Work required
Check each line of the data below for the word "horizontal", then extract the ones that have it.

Collected data entries:
--- BEGIN ---

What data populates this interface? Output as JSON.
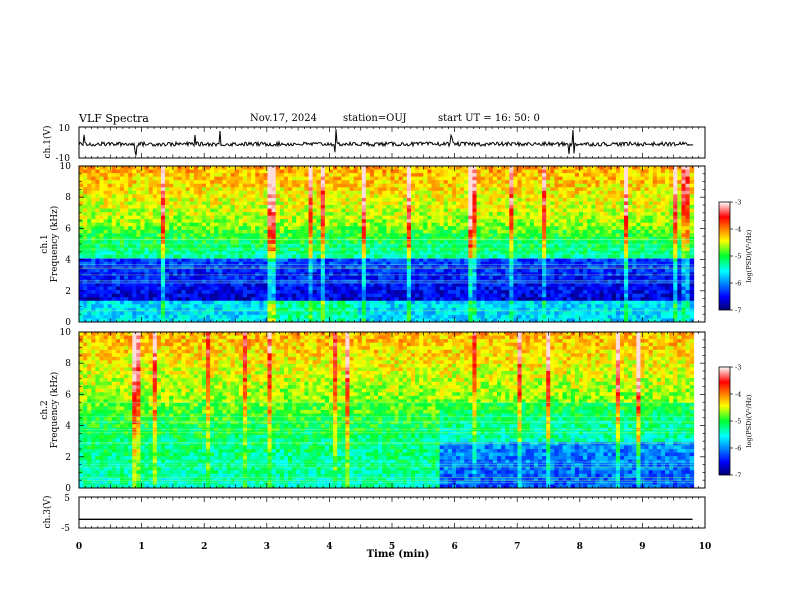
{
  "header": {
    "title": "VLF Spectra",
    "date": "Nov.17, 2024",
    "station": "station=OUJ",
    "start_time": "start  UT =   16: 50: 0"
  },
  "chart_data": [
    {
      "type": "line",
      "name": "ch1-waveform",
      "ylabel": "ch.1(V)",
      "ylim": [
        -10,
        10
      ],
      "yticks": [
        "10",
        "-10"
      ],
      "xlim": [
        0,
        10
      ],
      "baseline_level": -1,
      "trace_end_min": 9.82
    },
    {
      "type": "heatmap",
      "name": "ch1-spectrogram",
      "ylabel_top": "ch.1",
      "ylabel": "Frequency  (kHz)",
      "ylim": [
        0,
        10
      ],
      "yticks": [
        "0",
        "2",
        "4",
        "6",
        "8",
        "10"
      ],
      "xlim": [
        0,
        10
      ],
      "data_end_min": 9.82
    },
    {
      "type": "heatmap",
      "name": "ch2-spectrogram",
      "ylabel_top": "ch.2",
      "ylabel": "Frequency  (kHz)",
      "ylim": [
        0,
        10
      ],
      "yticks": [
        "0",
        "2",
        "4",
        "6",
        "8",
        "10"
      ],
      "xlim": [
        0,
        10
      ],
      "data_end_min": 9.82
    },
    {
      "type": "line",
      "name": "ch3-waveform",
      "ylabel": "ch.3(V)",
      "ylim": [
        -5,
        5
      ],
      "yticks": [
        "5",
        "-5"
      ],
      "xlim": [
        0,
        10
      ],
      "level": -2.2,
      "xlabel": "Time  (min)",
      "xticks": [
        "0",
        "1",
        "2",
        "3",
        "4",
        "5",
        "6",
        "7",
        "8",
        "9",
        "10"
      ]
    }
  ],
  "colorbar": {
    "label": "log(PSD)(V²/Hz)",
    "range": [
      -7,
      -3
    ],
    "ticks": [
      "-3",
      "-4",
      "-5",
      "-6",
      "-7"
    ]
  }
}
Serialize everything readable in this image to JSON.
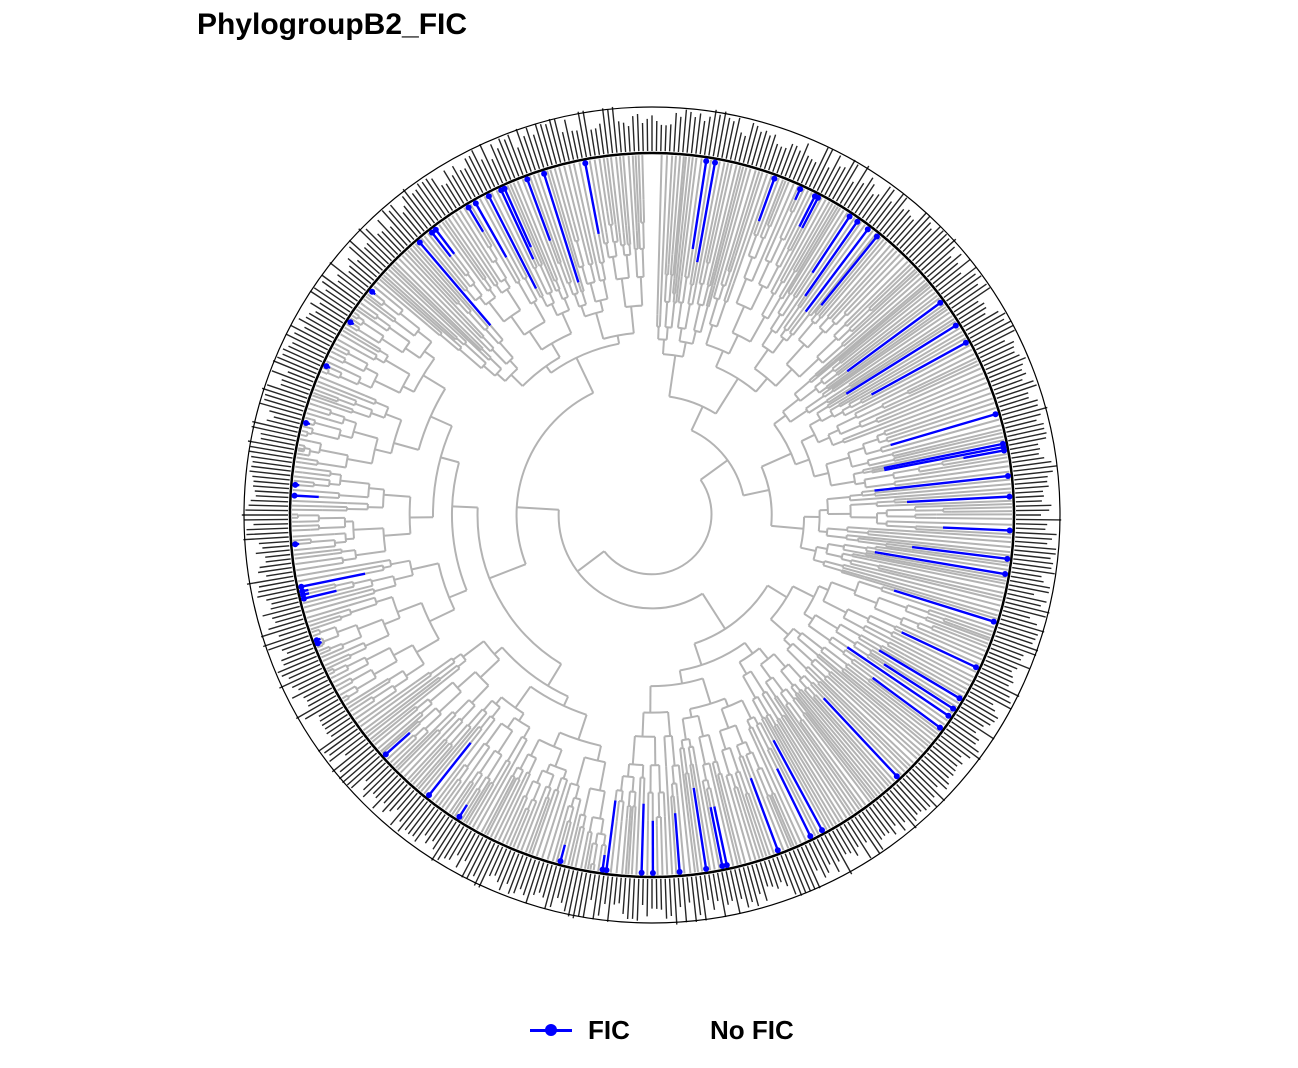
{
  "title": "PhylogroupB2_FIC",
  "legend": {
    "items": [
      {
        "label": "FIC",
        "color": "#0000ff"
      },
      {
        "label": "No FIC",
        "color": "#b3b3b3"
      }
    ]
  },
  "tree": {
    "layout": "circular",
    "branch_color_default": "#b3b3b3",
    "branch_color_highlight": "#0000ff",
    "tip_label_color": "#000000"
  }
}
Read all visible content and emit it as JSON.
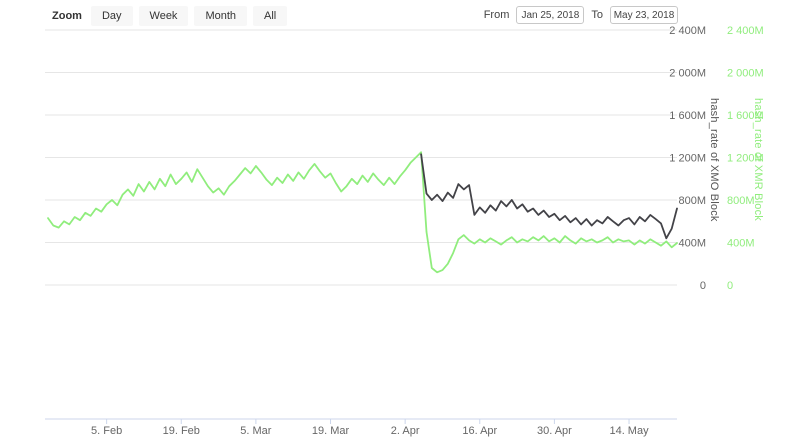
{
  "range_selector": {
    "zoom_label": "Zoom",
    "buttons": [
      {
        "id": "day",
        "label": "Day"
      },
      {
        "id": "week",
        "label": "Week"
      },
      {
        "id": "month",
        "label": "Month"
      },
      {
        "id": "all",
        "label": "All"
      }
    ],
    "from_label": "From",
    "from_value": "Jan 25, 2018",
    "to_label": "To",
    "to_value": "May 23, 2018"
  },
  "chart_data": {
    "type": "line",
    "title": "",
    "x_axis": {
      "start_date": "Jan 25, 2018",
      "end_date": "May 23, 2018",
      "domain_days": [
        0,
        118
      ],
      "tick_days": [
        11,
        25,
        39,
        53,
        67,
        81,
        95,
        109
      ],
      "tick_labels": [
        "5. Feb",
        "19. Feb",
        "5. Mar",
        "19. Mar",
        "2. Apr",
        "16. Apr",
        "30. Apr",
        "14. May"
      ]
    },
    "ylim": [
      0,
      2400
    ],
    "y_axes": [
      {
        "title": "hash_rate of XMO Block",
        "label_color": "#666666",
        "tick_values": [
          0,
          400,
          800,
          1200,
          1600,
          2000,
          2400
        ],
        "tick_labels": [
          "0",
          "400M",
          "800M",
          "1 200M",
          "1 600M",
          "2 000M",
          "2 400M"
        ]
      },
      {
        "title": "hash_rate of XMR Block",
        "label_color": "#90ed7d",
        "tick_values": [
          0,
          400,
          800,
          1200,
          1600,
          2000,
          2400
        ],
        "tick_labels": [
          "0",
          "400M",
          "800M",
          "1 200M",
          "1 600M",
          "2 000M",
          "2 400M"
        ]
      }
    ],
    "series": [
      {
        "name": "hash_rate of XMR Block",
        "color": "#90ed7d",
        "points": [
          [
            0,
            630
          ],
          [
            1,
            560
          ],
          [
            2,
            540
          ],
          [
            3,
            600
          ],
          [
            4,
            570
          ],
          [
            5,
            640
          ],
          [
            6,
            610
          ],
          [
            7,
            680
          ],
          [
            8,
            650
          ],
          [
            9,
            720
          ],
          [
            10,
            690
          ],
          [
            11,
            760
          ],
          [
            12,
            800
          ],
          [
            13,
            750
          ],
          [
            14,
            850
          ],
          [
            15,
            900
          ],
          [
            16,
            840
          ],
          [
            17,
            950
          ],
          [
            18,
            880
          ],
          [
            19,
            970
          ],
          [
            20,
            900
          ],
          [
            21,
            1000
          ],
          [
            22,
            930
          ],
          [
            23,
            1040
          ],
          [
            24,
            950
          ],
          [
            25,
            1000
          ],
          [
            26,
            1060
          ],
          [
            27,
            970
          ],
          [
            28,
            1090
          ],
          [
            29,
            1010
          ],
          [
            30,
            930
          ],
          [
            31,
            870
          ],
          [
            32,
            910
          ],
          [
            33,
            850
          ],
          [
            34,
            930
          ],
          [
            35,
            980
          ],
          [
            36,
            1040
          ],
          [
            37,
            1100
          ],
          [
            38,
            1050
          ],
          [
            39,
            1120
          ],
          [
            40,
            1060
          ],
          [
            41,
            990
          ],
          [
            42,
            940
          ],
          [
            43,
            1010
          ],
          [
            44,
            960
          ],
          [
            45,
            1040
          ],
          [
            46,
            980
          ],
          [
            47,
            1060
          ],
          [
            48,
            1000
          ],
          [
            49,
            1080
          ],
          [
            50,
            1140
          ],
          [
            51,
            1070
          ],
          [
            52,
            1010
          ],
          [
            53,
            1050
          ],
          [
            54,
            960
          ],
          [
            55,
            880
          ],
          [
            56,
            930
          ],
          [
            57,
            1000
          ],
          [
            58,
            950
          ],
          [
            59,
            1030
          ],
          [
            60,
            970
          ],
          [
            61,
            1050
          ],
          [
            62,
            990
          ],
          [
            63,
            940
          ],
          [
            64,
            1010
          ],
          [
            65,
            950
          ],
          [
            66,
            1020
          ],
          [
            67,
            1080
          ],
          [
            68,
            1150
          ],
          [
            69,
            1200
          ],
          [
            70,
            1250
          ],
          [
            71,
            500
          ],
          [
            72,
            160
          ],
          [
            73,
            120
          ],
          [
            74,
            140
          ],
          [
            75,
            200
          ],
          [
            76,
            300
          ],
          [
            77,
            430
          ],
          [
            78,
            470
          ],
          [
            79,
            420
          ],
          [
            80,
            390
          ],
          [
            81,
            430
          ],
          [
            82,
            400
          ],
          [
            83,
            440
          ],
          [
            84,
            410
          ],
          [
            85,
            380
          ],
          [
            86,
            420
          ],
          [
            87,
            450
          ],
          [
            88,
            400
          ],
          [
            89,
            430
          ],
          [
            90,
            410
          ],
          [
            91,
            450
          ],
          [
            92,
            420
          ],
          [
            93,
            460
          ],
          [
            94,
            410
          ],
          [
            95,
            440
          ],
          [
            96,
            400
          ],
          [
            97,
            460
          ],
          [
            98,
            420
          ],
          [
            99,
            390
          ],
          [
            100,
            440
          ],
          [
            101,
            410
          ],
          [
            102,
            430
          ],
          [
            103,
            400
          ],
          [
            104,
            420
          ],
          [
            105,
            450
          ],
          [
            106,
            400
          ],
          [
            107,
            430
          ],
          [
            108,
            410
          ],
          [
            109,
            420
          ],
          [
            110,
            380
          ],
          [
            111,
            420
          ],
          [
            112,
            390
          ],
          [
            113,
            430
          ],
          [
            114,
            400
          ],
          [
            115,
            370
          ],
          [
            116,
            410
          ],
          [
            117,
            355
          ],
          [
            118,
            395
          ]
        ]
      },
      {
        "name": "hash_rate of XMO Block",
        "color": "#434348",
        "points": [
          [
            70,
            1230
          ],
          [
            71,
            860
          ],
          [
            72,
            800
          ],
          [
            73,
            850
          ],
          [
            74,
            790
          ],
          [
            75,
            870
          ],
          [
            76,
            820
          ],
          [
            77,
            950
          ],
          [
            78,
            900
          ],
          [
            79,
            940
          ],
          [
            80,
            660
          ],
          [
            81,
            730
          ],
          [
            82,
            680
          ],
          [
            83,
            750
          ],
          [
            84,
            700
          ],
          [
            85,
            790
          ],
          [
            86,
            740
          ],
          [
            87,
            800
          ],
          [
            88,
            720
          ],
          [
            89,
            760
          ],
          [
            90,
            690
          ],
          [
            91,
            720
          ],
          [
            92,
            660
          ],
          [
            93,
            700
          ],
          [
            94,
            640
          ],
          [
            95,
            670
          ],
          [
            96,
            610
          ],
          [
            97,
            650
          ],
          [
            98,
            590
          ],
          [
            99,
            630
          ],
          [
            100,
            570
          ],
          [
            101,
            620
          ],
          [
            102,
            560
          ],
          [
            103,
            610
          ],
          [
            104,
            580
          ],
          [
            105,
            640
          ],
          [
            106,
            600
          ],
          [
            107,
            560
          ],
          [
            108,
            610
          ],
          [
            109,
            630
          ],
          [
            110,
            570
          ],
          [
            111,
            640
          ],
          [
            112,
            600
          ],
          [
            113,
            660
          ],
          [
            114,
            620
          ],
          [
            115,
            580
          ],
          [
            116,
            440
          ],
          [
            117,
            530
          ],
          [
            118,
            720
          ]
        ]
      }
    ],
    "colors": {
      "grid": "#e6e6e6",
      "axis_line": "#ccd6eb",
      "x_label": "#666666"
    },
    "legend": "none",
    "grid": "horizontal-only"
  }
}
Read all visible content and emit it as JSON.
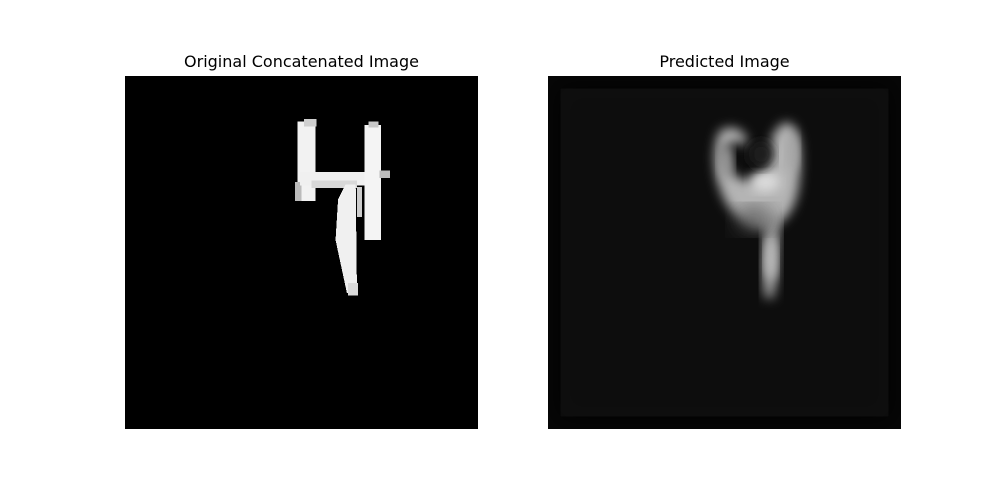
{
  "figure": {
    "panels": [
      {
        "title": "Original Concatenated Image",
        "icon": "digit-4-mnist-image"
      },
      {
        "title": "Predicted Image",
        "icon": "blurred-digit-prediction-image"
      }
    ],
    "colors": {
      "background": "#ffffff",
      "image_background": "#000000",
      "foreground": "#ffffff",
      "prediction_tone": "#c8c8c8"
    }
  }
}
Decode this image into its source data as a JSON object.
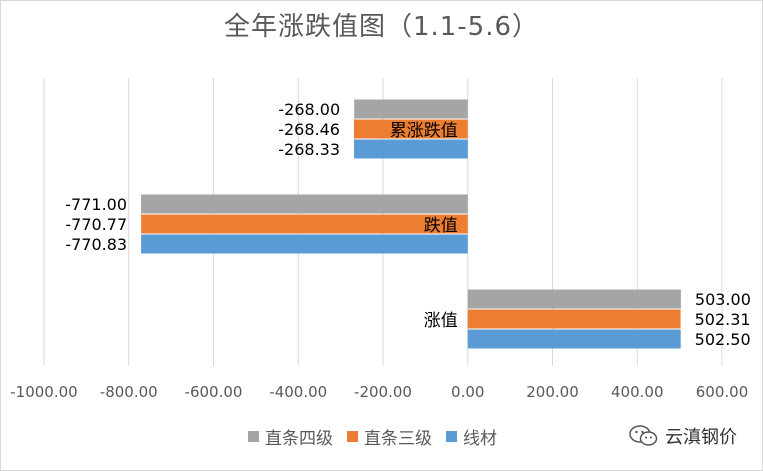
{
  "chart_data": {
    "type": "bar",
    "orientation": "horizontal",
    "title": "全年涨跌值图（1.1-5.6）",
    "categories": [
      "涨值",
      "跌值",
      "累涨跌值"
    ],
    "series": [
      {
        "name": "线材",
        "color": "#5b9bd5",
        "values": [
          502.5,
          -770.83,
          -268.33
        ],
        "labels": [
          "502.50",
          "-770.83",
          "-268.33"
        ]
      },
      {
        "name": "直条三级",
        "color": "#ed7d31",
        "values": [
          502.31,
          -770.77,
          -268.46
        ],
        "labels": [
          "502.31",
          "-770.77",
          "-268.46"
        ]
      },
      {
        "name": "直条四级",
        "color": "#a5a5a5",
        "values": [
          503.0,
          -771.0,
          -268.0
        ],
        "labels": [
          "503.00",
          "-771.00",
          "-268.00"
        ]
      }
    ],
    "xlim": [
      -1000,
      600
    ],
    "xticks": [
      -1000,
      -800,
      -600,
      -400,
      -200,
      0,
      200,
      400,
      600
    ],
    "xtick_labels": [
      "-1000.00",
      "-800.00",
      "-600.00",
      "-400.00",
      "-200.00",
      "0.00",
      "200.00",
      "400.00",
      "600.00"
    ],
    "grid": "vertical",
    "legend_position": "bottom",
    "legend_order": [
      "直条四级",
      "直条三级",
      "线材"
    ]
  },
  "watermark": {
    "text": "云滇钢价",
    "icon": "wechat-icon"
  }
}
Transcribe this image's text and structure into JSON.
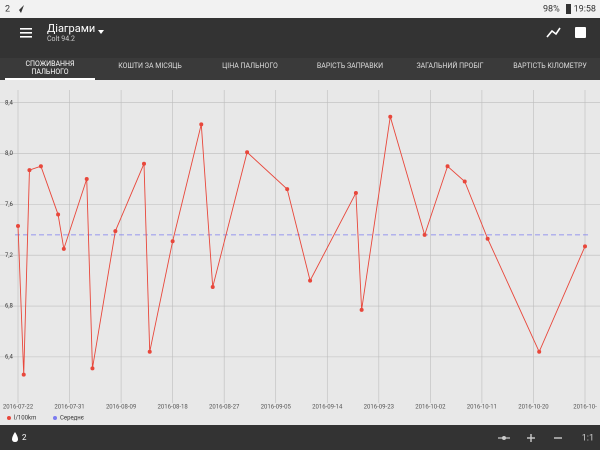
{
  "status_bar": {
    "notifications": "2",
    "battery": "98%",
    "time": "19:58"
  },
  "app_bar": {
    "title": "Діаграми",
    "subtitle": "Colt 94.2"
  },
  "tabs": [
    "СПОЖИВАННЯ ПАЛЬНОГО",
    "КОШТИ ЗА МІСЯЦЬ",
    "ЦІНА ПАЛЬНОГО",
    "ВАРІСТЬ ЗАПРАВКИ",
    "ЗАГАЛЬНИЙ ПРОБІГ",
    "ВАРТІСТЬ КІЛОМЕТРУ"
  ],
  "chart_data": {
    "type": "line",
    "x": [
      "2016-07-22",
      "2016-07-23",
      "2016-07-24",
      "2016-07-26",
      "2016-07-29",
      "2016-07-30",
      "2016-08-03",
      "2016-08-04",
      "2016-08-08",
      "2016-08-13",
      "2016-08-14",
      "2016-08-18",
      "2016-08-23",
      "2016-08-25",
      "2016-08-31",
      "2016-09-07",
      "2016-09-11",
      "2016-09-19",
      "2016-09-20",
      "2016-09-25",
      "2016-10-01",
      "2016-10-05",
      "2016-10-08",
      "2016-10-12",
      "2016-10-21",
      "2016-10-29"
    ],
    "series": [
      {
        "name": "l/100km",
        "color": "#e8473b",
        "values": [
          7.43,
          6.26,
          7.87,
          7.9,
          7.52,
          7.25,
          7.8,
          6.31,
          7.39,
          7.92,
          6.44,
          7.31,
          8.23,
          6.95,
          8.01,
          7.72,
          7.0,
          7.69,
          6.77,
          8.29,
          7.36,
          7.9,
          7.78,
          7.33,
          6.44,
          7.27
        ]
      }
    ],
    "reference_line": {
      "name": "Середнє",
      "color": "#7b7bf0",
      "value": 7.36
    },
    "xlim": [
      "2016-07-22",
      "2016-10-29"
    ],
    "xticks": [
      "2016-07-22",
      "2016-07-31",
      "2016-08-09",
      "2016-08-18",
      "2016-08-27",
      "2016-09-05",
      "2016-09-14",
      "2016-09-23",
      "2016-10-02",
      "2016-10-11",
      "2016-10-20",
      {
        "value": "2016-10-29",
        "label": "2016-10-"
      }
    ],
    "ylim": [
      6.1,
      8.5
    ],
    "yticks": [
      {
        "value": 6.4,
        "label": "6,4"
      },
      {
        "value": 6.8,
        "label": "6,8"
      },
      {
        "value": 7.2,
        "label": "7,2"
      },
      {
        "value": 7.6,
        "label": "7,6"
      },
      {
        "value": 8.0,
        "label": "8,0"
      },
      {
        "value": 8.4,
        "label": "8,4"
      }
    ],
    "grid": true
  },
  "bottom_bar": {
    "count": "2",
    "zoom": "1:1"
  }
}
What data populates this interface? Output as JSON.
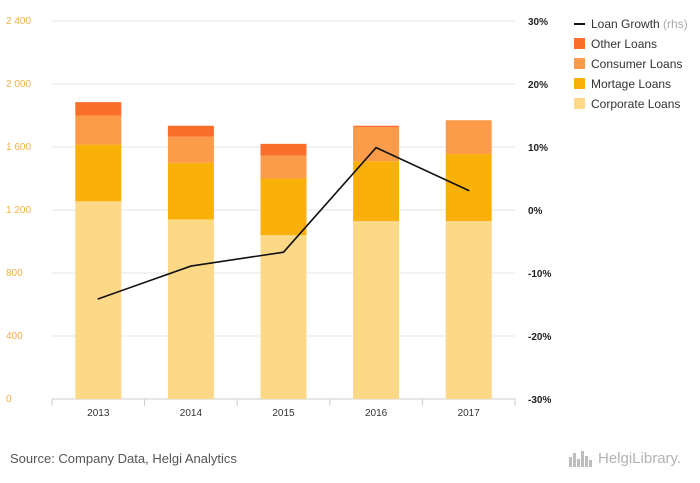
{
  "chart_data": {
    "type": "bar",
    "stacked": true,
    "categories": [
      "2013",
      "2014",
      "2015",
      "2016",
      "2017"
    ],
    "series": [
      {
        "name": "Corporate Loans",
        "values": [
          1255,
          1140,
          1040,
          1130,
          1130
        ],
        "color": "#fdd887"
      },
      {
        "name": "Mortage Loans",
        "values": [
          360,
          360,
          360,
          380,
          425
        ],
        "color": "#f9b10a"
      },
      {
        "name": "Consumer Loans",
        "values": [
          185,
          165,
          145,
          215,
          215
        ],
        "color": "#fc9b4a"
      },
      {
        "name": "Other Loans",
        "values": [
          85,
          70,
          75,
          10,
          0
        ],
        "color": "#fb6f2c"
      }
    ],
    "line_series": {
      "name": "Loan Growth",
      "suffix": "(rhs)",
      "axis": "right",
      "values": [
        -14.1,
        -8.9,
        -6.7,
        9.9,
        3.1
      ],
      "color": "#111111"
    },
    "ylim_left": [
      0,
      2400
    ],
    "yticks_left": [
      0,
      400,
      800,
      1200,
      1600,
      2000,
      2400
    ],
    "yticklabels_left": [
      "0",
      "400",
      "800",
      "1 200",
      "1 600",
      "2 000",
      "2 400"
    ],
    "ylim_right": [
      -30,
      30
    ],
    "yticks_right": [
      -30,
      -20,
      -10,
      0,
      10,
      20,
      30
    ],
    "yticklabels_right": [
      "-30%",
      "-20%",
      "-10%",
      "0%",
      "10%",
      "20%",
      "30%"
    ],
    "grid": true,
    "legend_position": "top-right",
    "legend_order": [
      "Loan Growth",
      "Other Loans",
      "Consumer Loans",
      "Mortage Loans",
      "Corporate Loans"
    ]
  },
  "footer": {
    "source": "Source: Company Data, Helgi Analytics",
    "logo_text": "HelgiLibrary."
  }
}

--- END ---

Complete answer
    "grid": "horizontal-only"
    "orientation": "horizontal",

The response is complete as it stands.